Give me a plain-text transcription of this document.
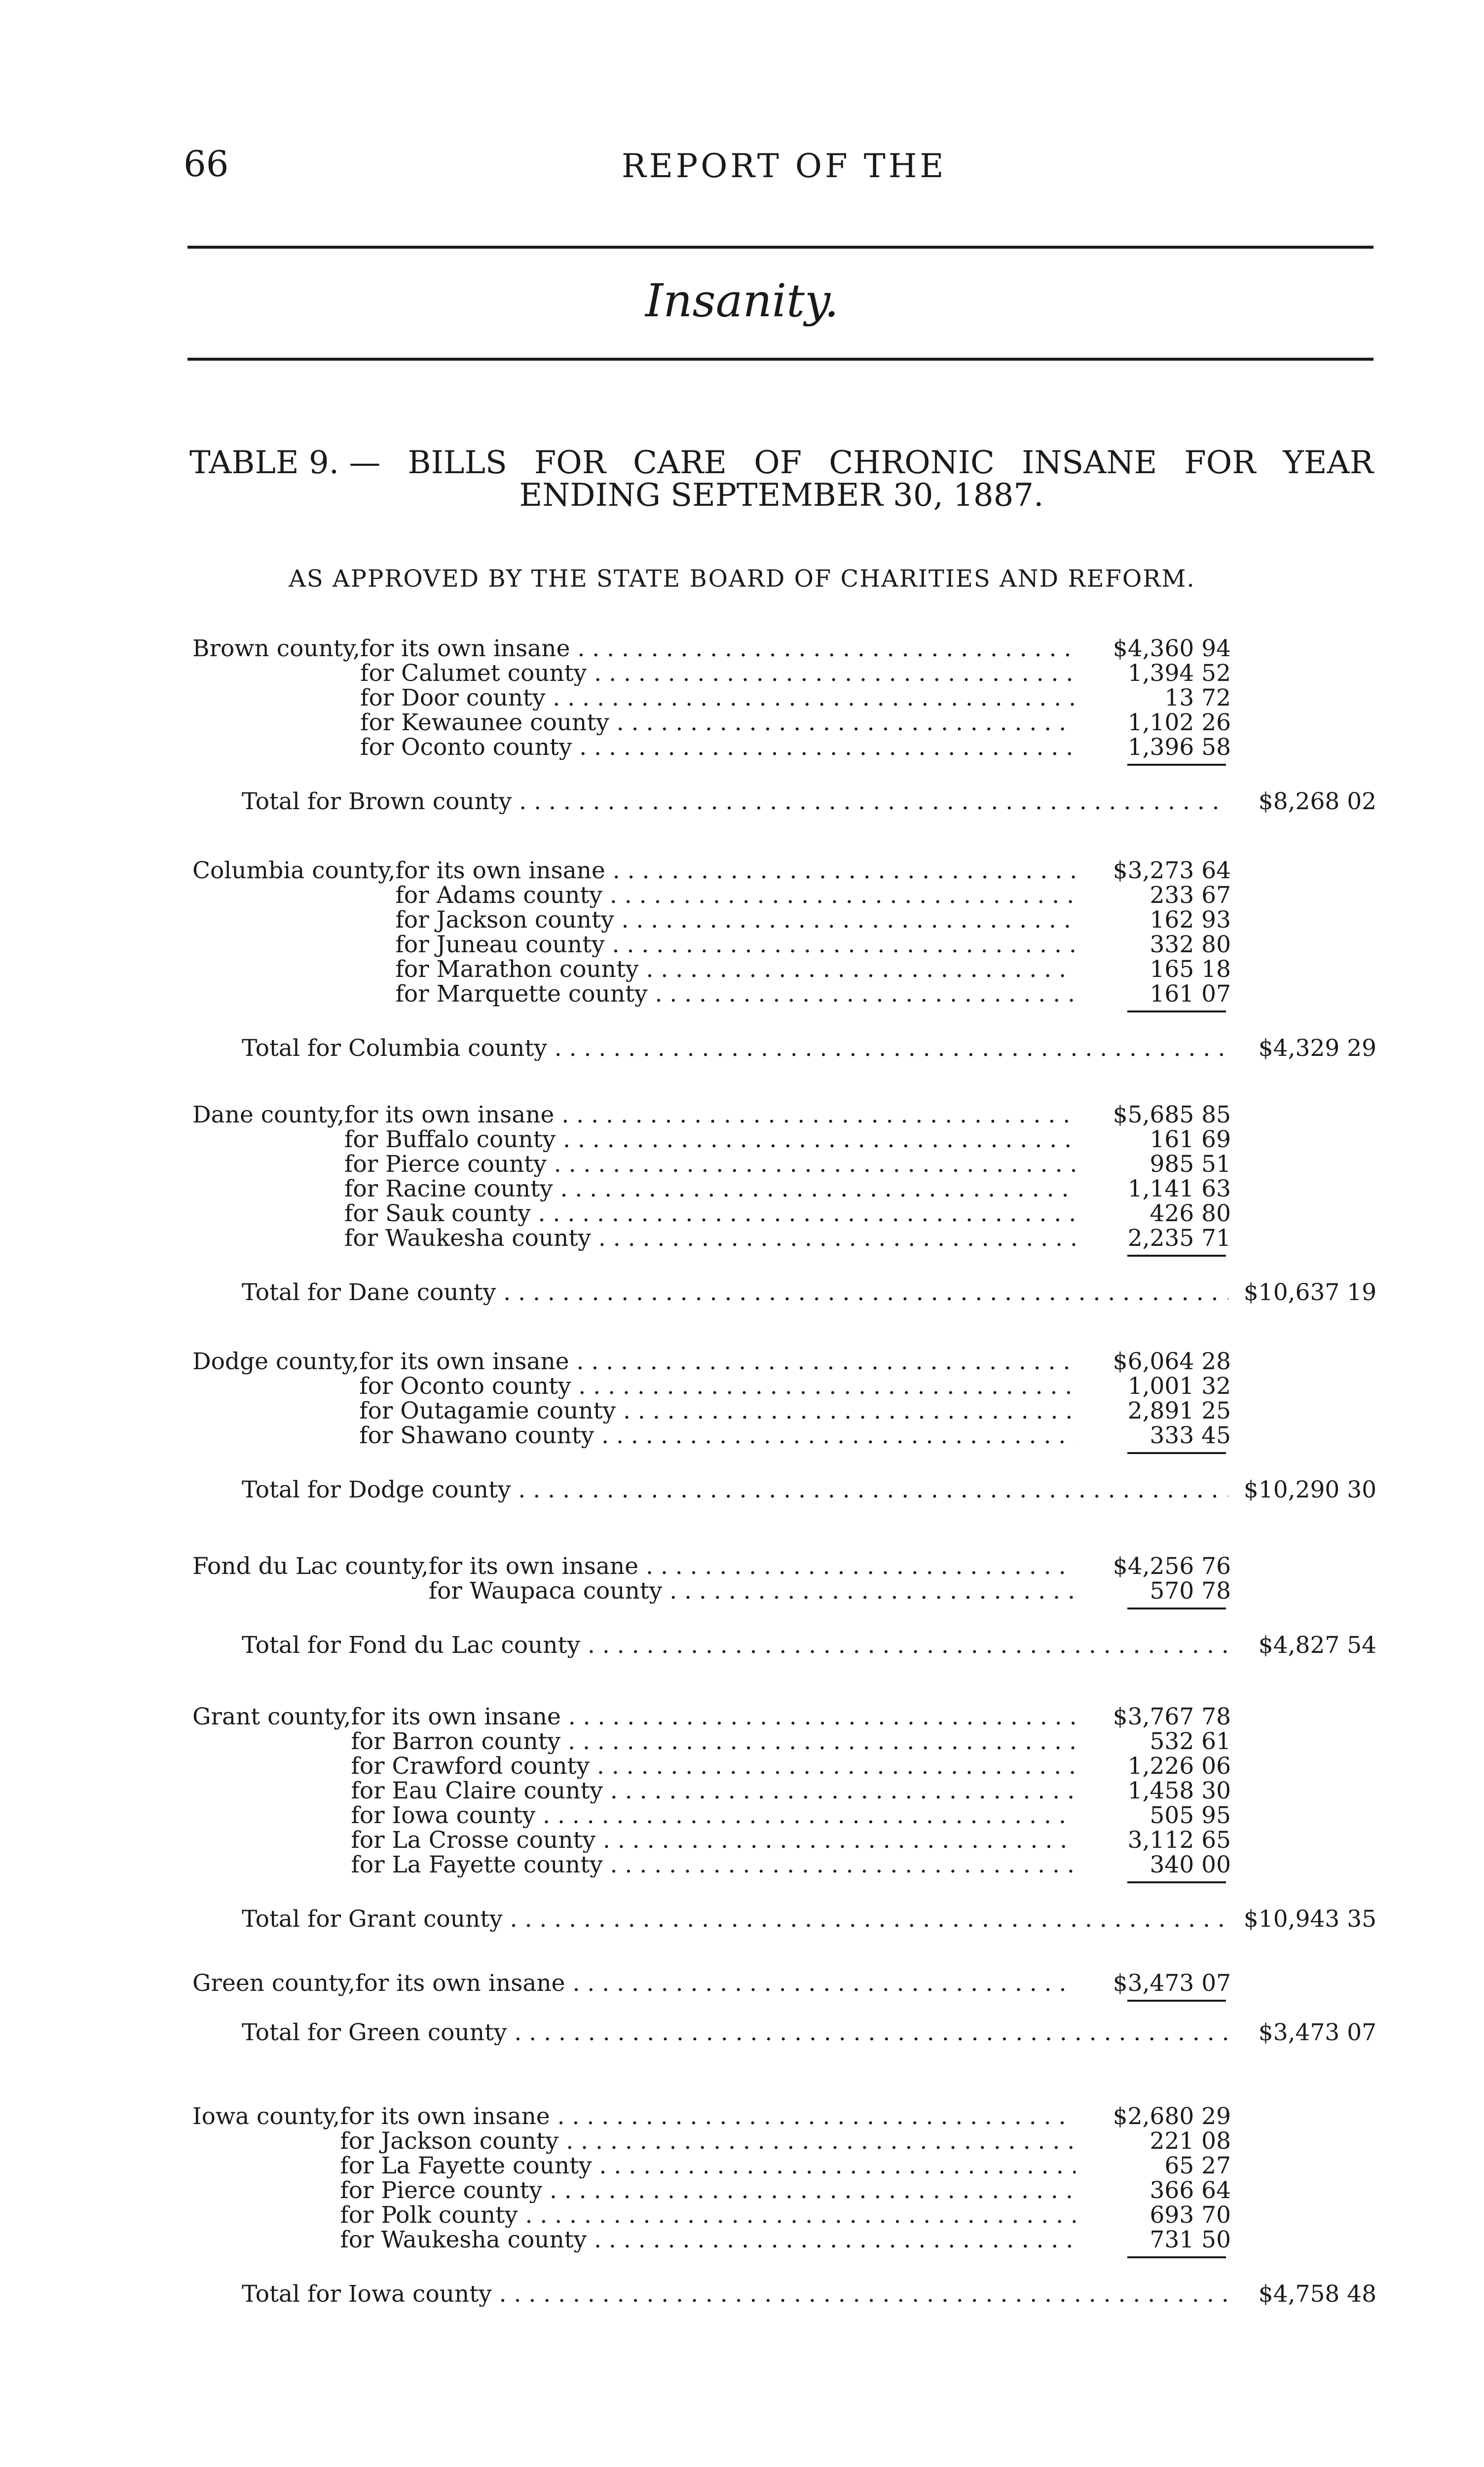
66	REPORT OF THE
Insanity.
TABLE 9. — BILLS FOR CARE OF CHRONIC INSANE FOR YEAR
ENDING SEPTEMBER 30, 1887.
AS APPROVED BY THE STATE BOARD OF CHARITIES AND REFORM.
Brown county, for its own insane . . .	$4,360 94
for Calumet county . . .	1,394 52
for Door county . . .	13 72
for Kewaunee county . . .	1,102 26
for Oconto county . . .	1,396 58
Total for Brown county . . .	$8,268 02
Columbia county, for its own insane . . .	$3,273 64
for Adams county . . .	233 67
for Jackson county . . .	162 93
for Juneau county . . .	332 80
for Marathon county . . .	165 18
for Marquette county . . .	161 07
Total for Columbia county . . .	$4,329 29
Dane county, for its own insane . . .	$5,685 85
for Buffalo county . . .	161 69
for Pierce county . . .	985 51
for Racine county . . .	1,141 63
for Sauk county . . .	426 80
for Waukesha county . . .	2,235 71
Total for Dane county . . .	$10,637 19
Dodge county, for its own insane . . .	$6,064 28
for Oconto county . . .	1,001 32
for Outagamie county . . .	2,891 25
for Shawano county . . .	333 45
Total for Dodge county . . .	$10,290 30
Fond du Lac county, for its own insane . . .	$4,256 76
for Waupaca county . . .	570 78
Total for Fond du Lac county . . .	$4,827 54
Grant county, for its own insane . . .	$3,767 78
for Barron county . . .	532 61
for Crawford county . . .	1,226 06
for Eau Claire county . . .	1,458 30
for Iowa county . . .	505 95
for La Crosse county . . .	3,112 65
for La Fayette county . . .	340 00
Total for Grant county . . .	$10,943 35
Green county, for its own insane . . .	$3,473 07
Total for Green county . . .	$3,473 07
Iowa county, for its own insane . . .	$2,680 29
for Jackson county . . .	221 08
for La Fayette county . . .	65 27
for Pierce county . . .	366 64
for Polk county . . .	693 70
for Waukesha county . . .	731 50
Total for Iowa county . . .	$4,758 48
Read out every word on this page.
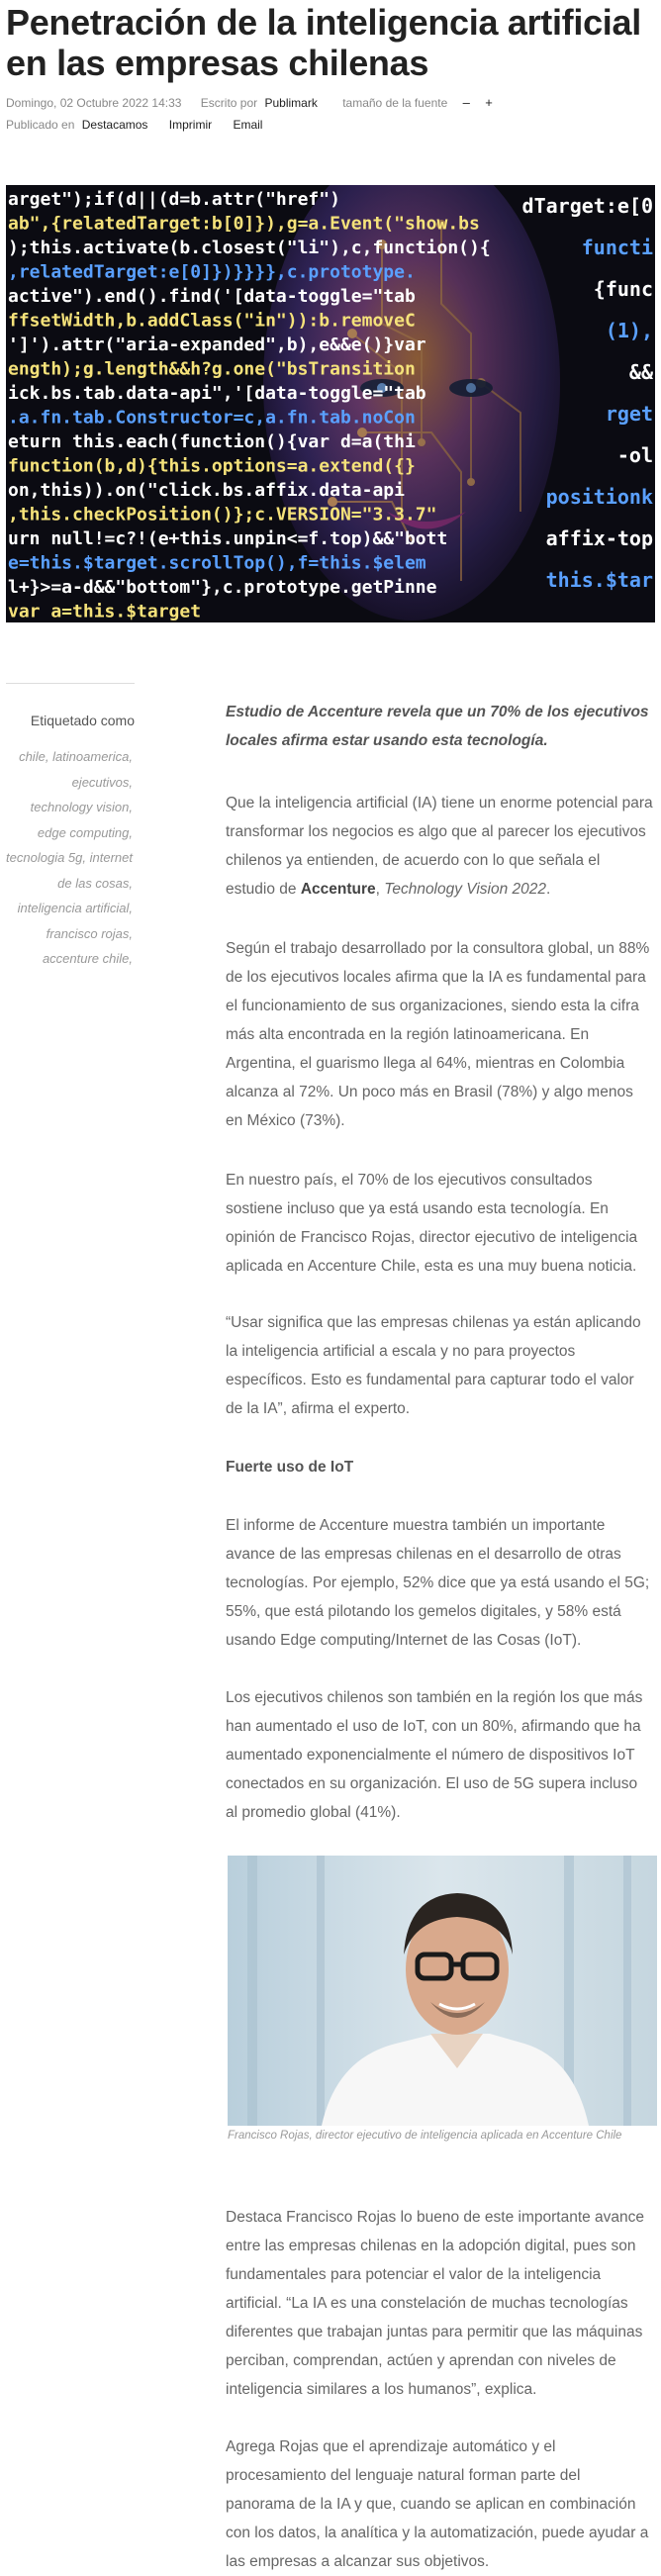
Penetración de la inteligencia artificial en las empresas chilenas
Domingo, 02 Octubre 2022 14:33 Escrito por Publimark tamaño de la fuente – +
Publicado en Destacamos Imprimir Email
arget");if(d||(d=b.attr("href")
ab",{relatedTarget:b[0]}),g=a.Event("show.bs
);this.activate(b.closest("li"),c,function(){
,relatedTarget:e[0]})}}}},c.prototype.
active").end().find('[data-toggle="tab
ffsetWidth,b.addClass("in")):b.removeC
']').attr("aria-expanded",b),e&&e()}var
ength);g.length&&h?g.one("bsTransition
ick.bs.tab.data-api",'[data-toggle="tab
.a.fn.tab.Constructor=c,a.fn.tab.noCon
eturn this.each(function(){var d=a(thi
function(b,d){this.options=a.extend({}
on,this)).on("click.bs.affix.data-api
,this.checkPosition()};c.VERSION="3.3.7"
urn null!=c?!(e+this.unpin<=f.top)&&"bott
e=this.$target.scrollTop(),f=this.$elem
l+}>=a-d&&"bottom"},c.prototype.getPinne
var a=this.$target
dTarget:e[0
functi
{func
(1),
&&
rget
-ol
positionk
affix-top
this.$tar
Etiquetado como
chile, latinoamerica,
ejecutivos,
technology vision,
edge computing,
tecnologia 5g, internet de las cosas, inteligencia artificial, francisco rojas, accenture chile,

Estudio de Accenture revela que un 70% de los ejecutivos locales afirma estar usando esta tecnología.

Que la inteligencia artificial (IA) tiene un enorme potencial para transformar los negocios es algo que al parecer los ejecutivos chilenos ya entienden, de acuerdo con lo que señala el estudio de Accenture, Technology Vision 2022.

Según el trabajo desarrollado por la consultora global, un 88% de los ejecutivos locales afirma que la IA es fundamental para el funcionamiento de sus organizaciones, siendo esta la cifra más alta encontrada en la región latinoamericana. En Argentina, el guarismo llega al 64%, mientras en Colombia alcanza al 72%. Un poco más en Brasil (78%) y algo menos en México (73%).

En nuestro país, el 70% de los ejecutivos consultados sostiene incluso que ya está usando esta tecnología. En opinión de Francisco Rojas, director ejecutivo de inteligencia aplicada en Accenture Chile, esta es una muy buena noticia.

“Usar significa que las empresas chilenas ya están aplicando la inteligencia artificial a escala y no para proyectos específicos. Esto es fundamental para capturar todo el valor de la IA”, afirma el experto.

Fuerte uso de IoT

El informe de Accenture muestra también un importante avance de las empresas chilenas en el desarrollo de otras tecnologías. Por ejemplo, 52% dice que ya está usando el 5G; 55%, que está pilotando los gemelos digitales, y 58% está usando Edge computing/Internet de las Cosas (IoT).

Los ejecutivos chilenos son también en la región los que más han aumentado el uso de IoT, con un 80%, afirmando que ha aumentado exponencialmente el número de dispositivos IoT conectados en su organización. El uso de 5G supera incluso al promedio global (41%).

Francisco Rojas, director ejecutivo de inteligencia aplicada en Accenture Chile

Destaca Francisco Rojas lo bueno de este importante avance entre las empresas chilenas en la adopción digital, pues son fundamentales para potenciar el valor de la inteligencia artificial. “La IA es una constelación de muchas tecnologías diferentes que trabajan juntas para permitir que las máquinas perciban, comprendan, actúen y aprendan con niveles de inteligencia similares a los humanos”, explica.

Agrega Rojas que el aprendizaje automático y el procesamiento del lenguaje natural forman parte del panorama de la IA y que, cuando se aplican en combinación con los datos, la analítica y la automatización, puede ayudar a las empresas a alcanzar sus objetivos.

Exercise requirements
Return the lines of the records that include the string "importante".

Task answer
El informe de Accenture muestra también un importante avance de las empresas chilenas en el desarrollo de otras tecnologías. Por ejemplo, 52% dice que ya está usando el 5G; 55%, que está pilotando los gemelos digitales, y 58% está usando Edge computing/Internet de las Cosas (IoT).
Destaca Francisco Rojas lo bueno de este importante avance entre las empresas chilenas en la adopción digital, pues son fundamentales para potenciar el valor de la inteligencia artificial. “La IA es una constelación de muchas tecnologías diferentes que trabajan juntas para permitir que las máquinas perciban, comprendan, actúen y aprendan con niveles de inteligencia similares a los humanos”, explica.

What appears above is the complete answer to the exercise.